• Problem details:
Check every line of the material below for the string "screenshot", and return the ones that have it.

┄┄┄┄┄┄┄┄┄┄

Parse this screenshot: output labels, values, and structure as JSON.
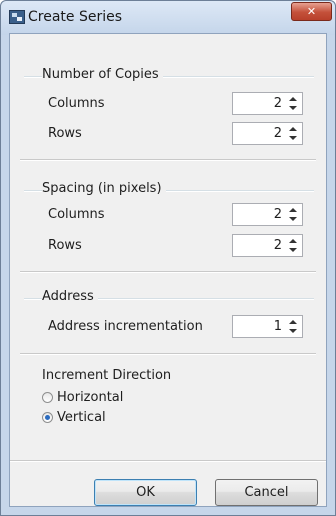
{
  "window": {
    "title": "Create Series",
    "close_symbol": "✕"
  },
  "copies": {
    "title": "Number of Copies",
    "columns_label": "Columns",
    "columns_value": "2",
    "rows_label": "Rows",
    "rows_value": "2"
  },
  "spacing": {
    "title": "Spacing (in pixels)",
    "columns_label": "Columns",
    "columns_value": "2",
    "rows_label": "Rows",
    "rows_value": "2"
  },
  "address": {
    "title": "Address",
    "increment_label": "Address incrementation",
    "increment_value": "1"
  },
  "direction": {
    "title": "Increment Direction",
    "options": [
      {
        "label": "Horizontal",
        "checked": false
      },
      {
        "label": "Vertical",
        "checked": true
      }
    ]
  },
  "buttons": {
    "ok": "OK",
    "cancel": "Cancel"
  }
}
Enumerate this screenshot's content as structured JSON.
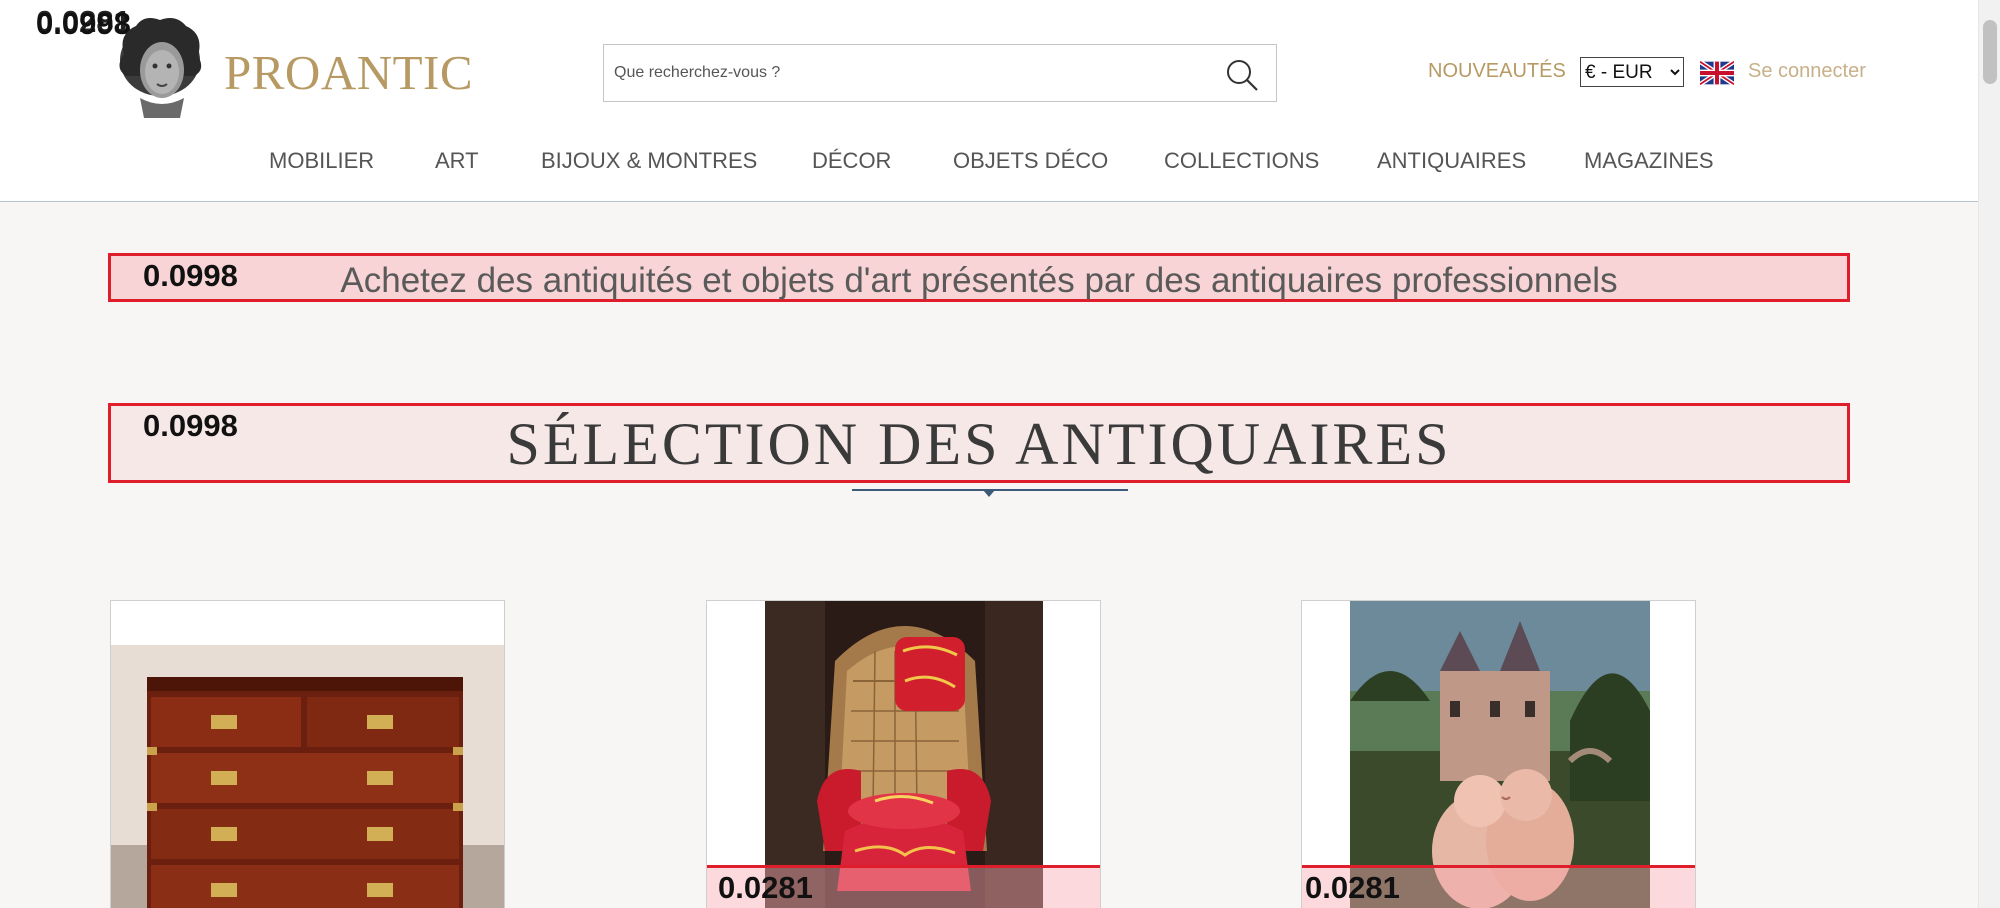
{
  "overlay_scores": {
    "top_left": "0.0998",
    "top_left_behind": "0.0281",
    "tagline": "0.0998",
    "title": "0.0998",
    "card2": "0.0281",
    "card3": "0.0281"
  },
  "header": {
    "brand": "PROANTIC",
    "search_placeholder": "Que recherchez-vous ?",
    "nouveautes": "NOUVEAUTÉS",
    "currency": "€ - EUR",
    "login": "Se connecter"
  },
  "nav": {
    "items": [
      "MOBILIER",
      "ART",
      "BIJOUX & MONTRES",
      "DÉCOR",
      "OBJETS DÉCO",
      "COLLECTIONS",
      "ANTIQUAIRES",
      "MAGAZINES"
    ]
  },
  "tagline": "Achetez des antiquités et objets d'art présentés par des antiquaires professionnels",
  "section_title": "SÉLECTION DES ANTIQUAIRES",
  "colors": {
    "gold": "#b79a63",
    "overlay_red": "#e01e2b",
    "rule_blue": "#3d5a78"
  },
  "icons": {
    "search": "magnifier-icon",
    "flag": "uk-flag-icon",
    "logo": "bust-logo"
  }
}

┄┄┄┄┄┄┄┄┄┄

• Task result:
Parse this screenshot: output labels, values, and structure as JSON.
Enumerate this screenshot's content as structured JSON.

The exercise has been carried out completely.